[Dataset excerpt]
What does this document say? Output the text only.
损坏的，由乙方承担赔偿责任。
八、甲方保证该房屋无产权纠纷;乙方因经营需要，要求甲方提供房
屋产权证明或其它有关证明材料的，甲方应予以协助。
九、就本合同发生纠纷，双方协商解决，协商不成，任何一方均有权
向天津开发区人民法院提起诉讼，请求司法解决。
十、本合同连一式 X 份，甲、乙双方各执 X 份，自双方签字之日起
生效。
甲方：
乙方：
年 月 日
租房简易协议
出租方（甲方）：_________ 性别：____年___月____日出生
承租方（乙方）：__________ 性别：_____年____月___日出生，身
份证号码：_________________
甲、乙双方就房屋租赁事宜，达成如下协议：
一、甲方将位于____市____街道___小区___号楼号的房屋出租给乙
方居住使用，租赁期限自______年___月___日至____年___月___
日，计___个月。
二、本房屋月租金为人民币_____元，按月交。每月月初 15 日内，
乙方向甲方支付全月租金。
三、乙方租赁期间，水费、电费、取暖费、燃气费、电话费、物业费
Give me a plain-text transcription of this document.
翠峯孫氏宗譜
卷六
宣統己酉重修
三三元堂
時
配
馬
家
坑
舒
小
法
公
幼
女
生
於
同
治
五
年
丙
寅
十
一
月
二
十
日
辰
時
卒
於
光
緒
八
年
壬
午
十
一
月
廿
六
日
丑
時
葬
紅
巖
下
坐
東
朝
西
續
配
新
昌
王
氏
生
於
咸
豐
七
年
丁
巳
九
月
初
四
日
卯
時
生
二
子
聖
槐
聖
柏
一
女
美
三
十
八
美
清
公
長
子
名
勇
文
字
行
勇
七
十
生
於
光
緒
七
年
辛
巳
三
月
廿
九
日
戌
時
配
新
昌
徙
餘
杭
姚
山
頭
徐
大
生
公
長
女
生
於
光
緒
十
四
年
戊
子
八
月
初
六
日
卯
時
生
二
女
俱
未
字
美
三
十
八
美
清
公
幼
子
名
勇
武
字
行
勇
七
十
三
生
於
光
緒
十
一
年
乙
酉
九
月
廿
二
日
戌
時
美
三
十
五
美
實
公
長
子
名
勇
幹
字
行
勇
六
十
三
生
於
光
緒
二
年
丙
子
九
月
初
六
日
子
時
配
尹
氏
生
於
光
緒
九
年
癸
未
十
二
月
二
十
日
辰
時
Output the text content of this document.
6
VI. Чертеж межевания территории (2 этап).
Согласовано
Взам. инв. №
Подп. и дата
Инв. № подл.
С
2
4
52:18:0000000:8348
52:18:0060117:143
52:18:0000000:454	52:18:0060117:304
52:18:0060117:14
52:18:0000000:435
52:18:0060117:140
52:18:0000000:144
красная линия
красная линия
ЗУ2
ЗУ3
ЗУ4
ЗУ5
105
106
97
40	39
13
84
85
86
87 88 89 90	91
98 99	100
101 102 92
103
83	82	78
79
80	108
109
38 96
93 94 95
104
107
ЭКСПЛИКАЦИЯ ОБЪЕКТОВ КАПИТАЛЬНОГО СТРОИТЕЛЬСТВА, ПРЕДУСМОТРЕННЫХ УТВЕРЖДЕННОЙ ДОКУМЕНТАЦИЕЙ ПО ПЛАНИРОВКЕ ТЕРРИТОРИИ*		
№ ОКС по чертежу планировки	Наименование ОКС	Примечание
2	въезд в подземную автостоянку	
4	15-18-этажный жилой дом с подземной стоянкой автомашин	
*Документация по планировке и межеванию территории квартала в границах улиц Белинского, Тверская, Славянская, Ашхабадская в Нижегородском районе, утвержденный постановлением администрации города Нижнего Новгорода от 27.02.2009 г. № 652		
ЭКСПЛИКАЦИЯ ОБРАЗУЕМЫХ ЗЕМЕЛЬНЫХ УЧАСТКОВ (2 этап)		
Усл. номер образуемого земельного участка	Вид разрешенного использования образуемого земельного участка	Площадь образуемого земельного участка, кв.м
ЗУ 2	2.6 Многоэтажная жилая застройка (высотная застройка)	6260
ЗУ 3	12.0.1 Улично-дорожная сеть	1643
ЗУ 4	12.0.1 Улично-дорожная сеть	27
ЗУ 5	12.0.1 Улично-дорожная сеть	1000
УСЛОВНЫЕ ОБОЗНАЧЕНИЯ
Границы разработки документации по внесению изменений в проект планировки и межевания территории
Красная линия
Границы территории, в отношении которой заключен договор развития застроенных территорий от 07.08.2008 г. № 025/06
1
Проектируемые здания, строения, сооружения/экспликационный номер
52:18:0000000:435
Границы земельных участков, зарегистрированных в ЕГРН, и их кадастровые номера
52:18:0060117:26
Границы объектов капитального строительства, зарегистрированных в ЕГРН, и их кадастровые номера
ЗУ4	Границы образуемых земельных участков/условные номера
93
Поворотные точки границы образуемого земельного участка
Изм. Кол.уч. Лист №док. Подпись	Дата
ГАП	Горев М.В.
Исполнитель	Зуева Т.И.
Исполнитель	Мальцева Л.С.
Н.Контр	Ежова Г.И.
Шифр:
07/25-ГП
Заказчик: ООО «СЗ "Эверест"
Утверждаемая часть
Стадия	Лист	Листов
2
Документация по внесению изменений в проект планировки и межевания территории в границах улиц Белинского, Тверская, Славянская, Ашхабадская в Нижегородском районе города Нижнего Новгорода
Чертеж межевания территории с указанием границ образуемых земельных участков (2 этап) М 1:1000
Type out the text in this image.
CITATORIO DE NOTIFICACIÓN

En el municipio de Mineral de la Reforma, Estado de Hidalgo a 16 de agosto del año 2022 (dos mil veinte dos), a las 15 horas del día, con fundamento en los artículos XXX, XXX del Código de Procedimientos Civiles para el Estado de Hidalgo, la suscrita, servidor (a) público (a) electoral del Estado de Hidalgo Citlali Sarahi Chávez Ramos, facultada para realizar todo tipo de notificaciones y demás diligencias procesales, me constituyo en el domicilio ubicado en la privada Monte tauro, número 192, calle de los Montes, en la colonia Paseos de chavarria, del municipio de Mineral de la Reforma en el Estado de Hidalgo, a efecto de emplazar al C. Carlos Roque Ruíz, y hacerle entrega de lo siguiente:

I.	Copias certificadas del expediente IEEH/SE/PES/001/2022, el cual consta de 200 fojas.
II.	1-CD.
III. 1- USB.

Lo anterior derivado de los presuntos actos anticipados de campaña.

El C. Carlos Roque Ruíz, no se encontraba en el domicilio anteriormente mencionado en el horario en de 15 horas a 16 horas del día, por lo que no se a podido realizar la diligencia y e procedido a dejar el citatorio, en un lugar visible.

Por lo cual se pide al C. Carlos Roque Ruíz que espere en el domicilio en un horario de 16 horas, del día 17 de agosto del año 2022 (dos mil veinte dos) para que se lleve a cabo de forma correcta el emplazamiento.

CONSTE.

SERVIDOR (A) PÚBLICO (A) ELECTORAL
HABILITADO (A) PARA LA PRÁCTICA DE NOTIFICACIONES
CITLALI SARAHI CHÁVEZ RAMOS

*PROBLEM TO WORK ON*
Above are some records; repeat all of them exactly.

*EXERCISE RESULT*
What does this document say? Output the text only.
损坏的，由乙方承担赔偿责任。
八、甲方保证该房屋无产权纠纷;乙方因经营需要，要求甲方提供房
屋产权证明或其它有关证明材料的，甲方应予以协助。
九、就本合同发生纠纷，双方协商解决，协商不成，任何一方均有权
向天津开发区人民法院提起诉讼，请求司法解决。
十、本合同连一式 X 份，甲、乙双方各执 X 份，自双方签字之日起
生效。
甲方：
乙方：
年 月 日
租房简易协议
出租方（甲方）：_________ 性别：____年___月____日出生
承租方（乙方）：__________ 性别：_____年____月___日出生，身
份证号码：_________________
甲、乙双方就房屋租赁事宜，达成如下协议：
一、甲方将位于____市____街道___小区___号楼号的房屋出租给乙
方居住使用，租赁期限自______年___月___日至____年___月___
日，计___个月。
二、本房屋月租金为人民币_____元，按月交。每月月初 15 日内，
乙方向甲方支付全月租金。
三、乙方租赁期间，水费、电费、取暖费、燃气费、电话费、物业费
Give me a plain-text transcription of this document.
翠峯孫氏宗譜
卷六
宣統己酉重修
三三元堂
時
配
馬
家
坑
舒
小
法
公
幼
女
生
於
同
治
五
年
丙
寅
十
一
月
二
十
日
辰
時
卒
於
光
緒
八
年
壬
午
十
一
月
廿
六
日
丑
時
葬
紅
巖
下
坐
東
朝
西
續
配
新
昌
王
氏
生
於
咸
豐
七
年
丁
巳
九
月
初
四
日
卯
時
生
二
子
聖
槐
聖
柏
一
女
美
三
十
八
美
清
公
長
子
名
勇
文
字
行
勇
七
十
生
於
光
緒
七
年
辛
巳
三
月
廿
九
日
戌
時
配
新
昌
徙
餘
杭
姚
山
頭
徐
大
生
公
長
女
生
於
光
緒
十
四
年
戊
子
八
月
初
六
日
卯
時
生
二
女
俱
未
字
美
三
十
八
美
清
公
幼
子
名
勇
武
字
行
勇
七
十
三
生
於
光
緒
十
一
年
乙
酉
九
月
廿
二
日
戌
時
美
三
十
五
美
實
公
長
子
名
勇
幹
字
行
勇
六
十
三
生
於
光
緒
二
年
丙
子
九
月
初
六
日
子
時
配
尹
氏
生
於
光
緒
九
年
癸
未
十
二
月
二
十
日
辰
時
Output the text content of this document.
6
VI. Чертеж межевания территории (2 этап).
Согласовано
Взам. инв. №
Подп. и дата
Инв. № подл.
С
2
4
52:18:0000000:8348
52:18:0060117:143
52:18:0000000:454	52:18:0060117:304
52:18:0060117:14
52:18:0000000:435
52:18:0060117:140
52:18:0000000:144
красная линия
красная линия
ЗУ2
ЗУ3
ЗУ4
ЗУ5
105
106
97
40	39
13
84
85
86
87 88 89 90	91
98 99	100
101 102 92
103
83	82	78
79
80	108
109
38 96
93 94 95
104
107
ЭКСПЛИКАЦИЯ ОБЪЕКТОВ КАПИТАЛЬНОГО СТРОИТЕЛЬСТВА, ПРЕДУСМОТРЕННЫХ УТВЕРЖДЕННОЙ ДОКУМЕНТАЦИЕЙ ПО ПЛАНИРОВКЕ ТЕРРИТОРИИ*		
№ ОКС по чертежу планировки	Наименование ОКС	Примечание
2	въезд в подземную автостоянку	
4	15-18-этажный жилой дом с подземной стоянкой автомашин	
*Документация по планировке и межеванию территории квартала в границах улиц Белинского, Тверская, Славянская, Ашхабадская в Нижегородском районе, утвержденный постановлением администрации города Нижнего Новгорода от 27.02.2009 г. № 652		
ЭКСПЛИКАЦИЯ ОБРАЗУЕМЫХ ЗЕМЕЛЬНЫХ УЧАСТКОВ (2 этап)		
Усл. номер образуемого земельного участка	Вид разрешенного использования образуемого земельного участка	Площадь образуемого земельного участка, кв.м
ЗУ 2	2.6 Многоэтажная жилая застройка (высотная застройка)	6260
ЗУ 3	12.0.1 Улично-дорожная сеть	1643
ЗУ 4	12.0.1 Улично-дорожная сеть	27
ЗУ 5	12.0.1 Улично-дорожная сеть	1000
УСЛОВНЫЕ ОБОЗНАЧЕНИЯ
Границы разработки документации по внесению изменений в проект планировки и межевания территории
Красная линия
Границы территории, в отношении которой заключен договор развития застроенных территорий от 07.08.2008 г. № 025/06
1
Проектируемые здания, строения, сооружения/экспликационный номер
52:18:0000000:435
Границы земельных участков, зарегистрированных в ЕГРН, и их кадастровые номера
52:18:0060117:26
Границы объектов капитального строительства, зарегистрированных в ЕГРН, и их кадастровые номера
ЗУ4	Границы образуемых земельных участков/условные номера
93
Поворотные точки границы образуемого земельного участка
Изм. Кол.уч. Лист №док. Подпись	Дата
ГАП	Горев М.В.
Исполнитель	Зуева Т.И.
Исполнитель	Мальцева Л.С.
Н.Контр	Ежова Г.И.
Шифр:
07/25-ГП
Заказчик: ООО «СЗ "Эверест"
Утверждаемая часть
Стадия	Лист	Листов
2
Документация по внесению изменений в проект планировки и межевания территории в границах улиц Белинского, Тверская, Славянская, Ашхабадская в Нижегородском районе города Нижнего Новгорода
Чертеж межевания территории с указанием границ образуемых земельных участков (2 этап) М 1:1000
Type out the text in this image.
CITATORIO DE NOTIFICACIÓN

En el municipio de Mineral de la Reforma, Estado de Hidalgo a 16 de agosto del año 2022 (dos mil veinte dos), a las 15 horas del día, con fundamento en los artículos XXX, XXX del Código de Procedimientos Civiles para el Estado de Hidalgo, la suscrita, servidor (a) público (a) electoral del Estado de Hidalgo Citlali Sarahi Chávez Ramos, facultada para realizar todo tipo de notificaciones y demás diligencias procesales, me constituyo en el domicilio ubicado en la privada Monte tauro, número 192, calle de los Montes, en la colonia Paseos de chavarria, del municipio de Mineral de la Reforma en el Estado de Hidalgo, a efecto de emplazar al C. Carlos Roque Ruíz, y hacerle entrega de lo siguiente:

I.	Copias certificadas del expediente IEEH/SE/PES/001/2022, el cual consta de 200 fojas.
II.	1-CD.
III. 1- USB.

Lo anterior derivado de los presuntos actos anticipados de campaña.

El C. Carlos Roque Ruíz, no se encontraba en el domicilio anteriormente mencionado en el horario en de 15 horas a 16 horas del día, por lo que no se a podido realizar la diligencia y e procedido a dejar el citatorio, en un lugar visible.

Por lo cual se pide al C. Carlos Roque Ruíz que espere en el domicilio en un horario de 16 horas, del día 17 de agosto del año 2022 (dos mil veinte dos) para que se lleve a cabo de forma correcta el emplazamiento.

CONSTE.

SERVIDOR (A) PÚBLICO (A) ELECTORAL
HABILITADO (A) PARA LA PRÁCTICA DE NOTIFICACIONES
CITLALI SARAHI CHÁVEZ RAMOS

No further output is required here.